◆ Records for this exercise
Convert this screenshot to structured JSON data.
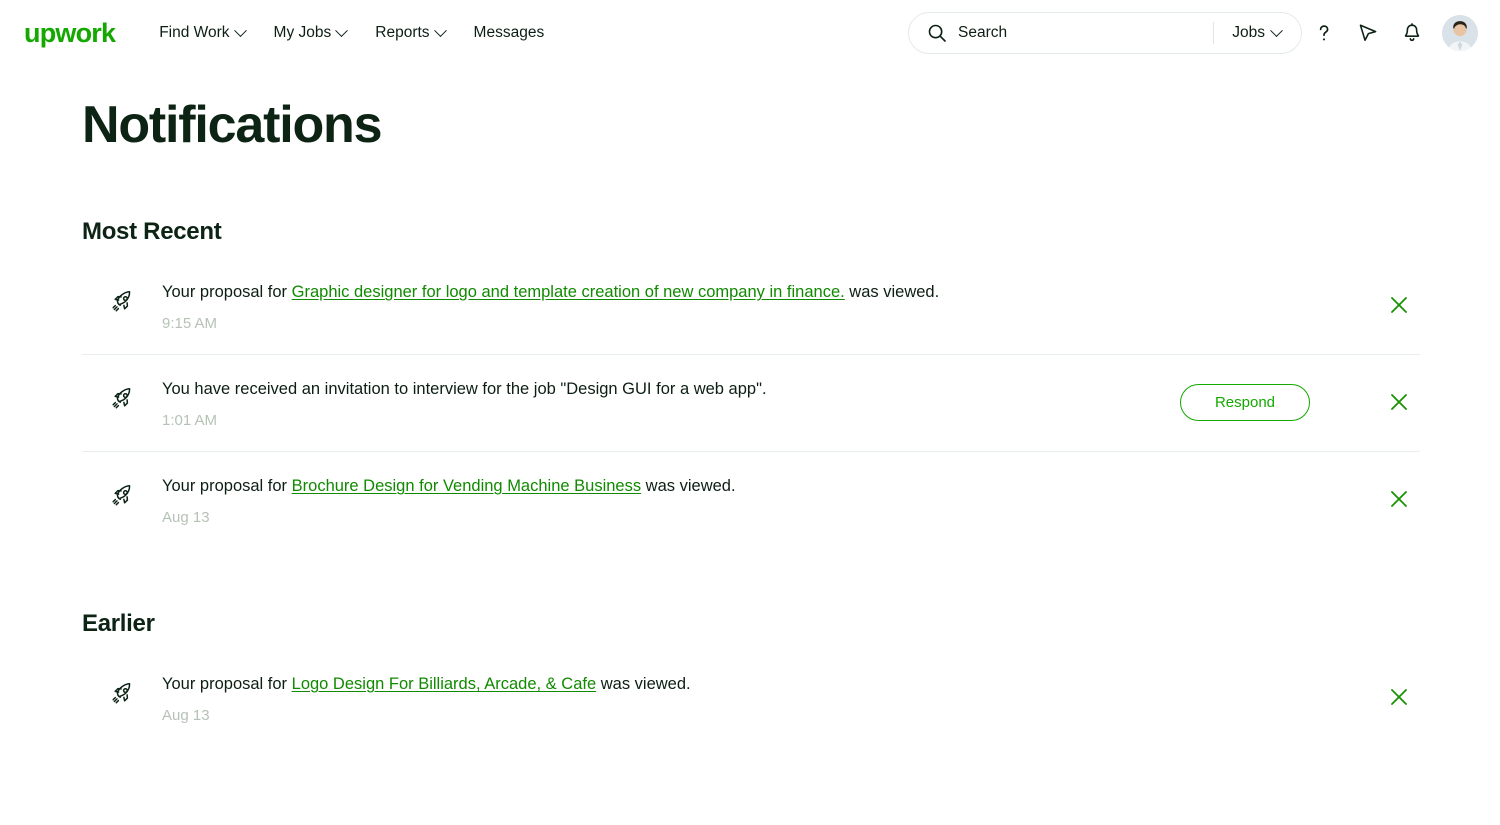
{
  "header": {
    "logo_text": "upwork",
    "nav": [
      {
        "label": "Find Work",
        "has_caret": true
      },
      {
        "label": "My Jobs",
        "has_caret": true
      },
      {
        "label": "Reports",
        "has_caret": true
      },
      {
        "label": "Messages",
        "has_caret": false
      }
    ],
    "search": {
      "placeholder": "Search",
      "value": "",
      "scope_label": "Jobs",
      "icon": "search-icon"
    },
    "icons": [
      {
        "name": "help-icon",
        "glyph": "?"
      },
      {
        "name": "cursor-icon",
        "glyph": "arrow-pointer"
      },
      {
        "name": "notifications-bell-icon",
        "glyph": "bell"
      }
    ],
    "avatar_alt": "user-avatar"
  },
  "page": {
    "title": "Notifications"
  },
  "sections": [
    {
      "heading": "Most Recent",
      "items": [
        {
          "icon": "rocket-icon",
          "text_before": "Your proposal for ",
          "link": "Graphic designer for logo and template creation of new company in finance.",
          "text_after": " was viewed.",
          "time": "9:15 AM",
          "action_label": null,
          "dismiss": "close-icon",
          "divider_below": true
        },
        {
          "icon": "rocket-icon",
          "text_before": "You have received an invitation to interview for the job \"Design GUI for a web app\".",
          "link": null,
          "text_after": "",
          "time": "1:01 AM",
          "action_label": "Respond",
          "dismiss": "close-icon",
          "divider_below": true
        },
        {
          "icon": "rocket-icon",
          "text_before": "Your proposal for ",
          "link": "Brochure Design for Vending Machine Business",
          "text_after": " was viewed.",
          "time": "Aug 13",
          "action_label": null,
          "dismiss": "close-icon",
          "divider_below": false
        }
      ]
    },
    {
      "heading": "Earlier",
      "items": [
        {
          "icon": "rocket-icon",
          "text_before": "Your proposal for ",
          "link": "Logo Design For Billiards, Arcade, & Cafe",
          "text_after": " was viewed.",
          "time": "Aug 13",
          "action_label": null,
          "dismiss": "close-icon",
          "divider_below": false
        }
      ]
    }
  ],
  "colors": {
    "brand_green": "#14a800",
    "link_green": "#108a00",
    "text_dark": "#0d1f14",
    "muted": "#b6c2b6",
    "divider": "#e8eee8"
  }
}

◆ Aim
All records must be output exactly as they are, except for the pictures, which are left out.

◆ Task output
Convert this screenshot to structured JSON data.
{
  "header": {
    "logo_text": "upwork",
    "nav": [
      {
        "label": "Find Work",
        "has_caret": true
      },
      {
        "label": "My Jobs",
        "has_caret": true
      },
      {
        "label": "Reports",
        "has_caret": true
      },
      {
        "label": "Messages",
        "has_caret": false
      }
    ],
    "search": {
      "placeholder": "Search",
      "value": "",
      "scope_label": "Jobs",
      "icon": "search-icon"
    },
    "icons": [
      {
        "name": "help-icon",
        "glyph": "?"
      },
      {
        "name": "cursor-icon",
        "glyph": "arrow-pointer"
      },
      {
        "name": "notifications-bell-icon",
        "glyph": "bell"
      }
    ],
    "avatar_alt": "user-avatar"
  },
  "page": {
    "title": "Notifications"
  },
  "sections": [
    {
      "heading": "Most Recent",
      "items": [
        {
          "icon": "rocket-icon",
          "text_before": "Your proposal for ",
          "link": "Graphic designer for logo and template creation of new company in finance.",
          "text_after": " was viewed.",
          "time": "9:15 AM",
          "action_label": null,
          "dismiss": "close-icon",
          "divider_below": true
        },
        {
          "icon": "rocket-icon",
          "text_before": "You have received an invitation to interview for the job \"Design GUI for a web app\".",
          "link": null,
          "text_after": "",
          "time": "1:01 AM",
          "action_label": "Respond",
          "dismiss": "close-icon",
          "divider_below": true
        },
        {
          "icon": "rocket-icon",
          "text_before": "Your proposal for ",
          "link": "Brochure Design for Vending Machine Business",
          "text_after": " was viewed.",
          "time": "Aug 13",
          "action_label": null,
          "dismiss": "close-icon",
          "divider_below": false
        }
      ]
    },
    {
      "heading": "Earlier",
      "items": [
        {
          "icon": "rocket-icon",
          "text_before": "Your proposal for ",
          "link": "Logo Design For Billiards, Arcade, & Cafe",
          "text_after": " was viewed.",
          "time": "Aug 13",
          "action_label": null,
          "dismiss": "close-icon",
          "divider_below": false
        }
      ]
    }
  ],
  "colors": {
    "brand_green": "#14a800",
    "link_green": "#108a00",
    "text_dark": "#0d1f14",
    "muted": "#b6c2b6",
    "divider": "#e8eee8"
  }
}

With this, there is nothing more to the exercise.